• DIRECTIONS: Write out the full listing again, exactly as it stands.

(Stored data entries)
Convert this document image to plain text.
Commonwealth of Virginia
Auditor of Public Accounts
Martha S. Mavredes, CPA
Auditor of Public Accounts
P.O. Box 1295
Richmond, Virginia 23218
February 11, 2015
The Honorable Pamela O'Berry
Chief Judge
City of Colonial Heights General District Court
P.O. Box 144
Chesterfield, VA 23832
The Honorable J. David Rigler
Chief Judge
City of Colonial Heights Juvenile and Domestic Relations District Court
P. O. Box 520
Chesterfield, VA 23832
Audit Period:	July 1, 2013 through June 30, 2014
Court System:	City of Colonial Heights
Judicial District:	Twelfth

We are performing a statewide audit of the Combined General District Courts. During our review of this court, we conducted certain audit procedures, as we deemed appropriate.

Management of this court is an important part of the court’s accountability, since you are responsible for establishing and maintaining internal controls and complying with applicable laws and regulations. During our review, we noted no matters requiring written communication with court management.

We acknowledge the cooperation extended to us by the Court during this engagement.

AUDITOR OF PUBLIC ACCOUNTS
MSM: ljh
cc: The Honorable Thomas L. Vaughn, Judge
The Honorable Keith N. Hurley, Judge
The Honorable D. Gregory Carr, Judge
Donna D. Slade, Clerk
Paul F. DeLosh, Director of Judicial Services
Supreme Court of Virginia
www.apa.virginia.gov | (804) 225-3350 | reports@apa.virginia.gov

• FULL OUTPUT:
Convert this document image to plain text.
Commonwealth of Virginia
Auditor of Public Accounts
Martha S. Mavredes, CPA
Auditor of Public Accounts
P.O. Box 1295
Richmond, Virginia 23218
February 11, 2015
The Honorable Pamela O'Berry
Chief Judge
City of Colonial Heights General District Court
P.O. Box 144
Chesterfield, VA 23832
The Honorable J. David Rigler
Chief Judge
City of Colonial Heights Juvenile and Domestic Relations District Court
P. O. Box 520
Chesterfield, VA 23832
Audit Period:	July 1, 2013 through June 30, 2014
Court System:	City of Colonial Heights
Judicial District:	Twelfth

We are performing a statewide audit of the Combined General District Courts. During our review of this court, we conducted certain audit procedures, as we deemed appropriate.

Management of this court is an important part of the court’s accountability, since you are responsible for establishing and maintaining internal controls and complying with applicable laws and regulations. During our review, we noted no matters requiring written communication with court management.

We acknowledge the cooperation extended to us by the Court during this engagement.

AUDITOR OF PUBLIC ACCOUNTS
MSM: ljh
cc: The Honorable Thomas L. Vaughn, Judge
The Honorable Keith N. Hurley, Judge
The Honorable D. Gregory Carr, Judge
Donna D. Slade, Clerk
Paul F. DeLosh, Director of Judicial Services
Supreme Court of Virginia
www.apa.virginia.gov | (804) 225-3350 | reports@apa.virginia.gov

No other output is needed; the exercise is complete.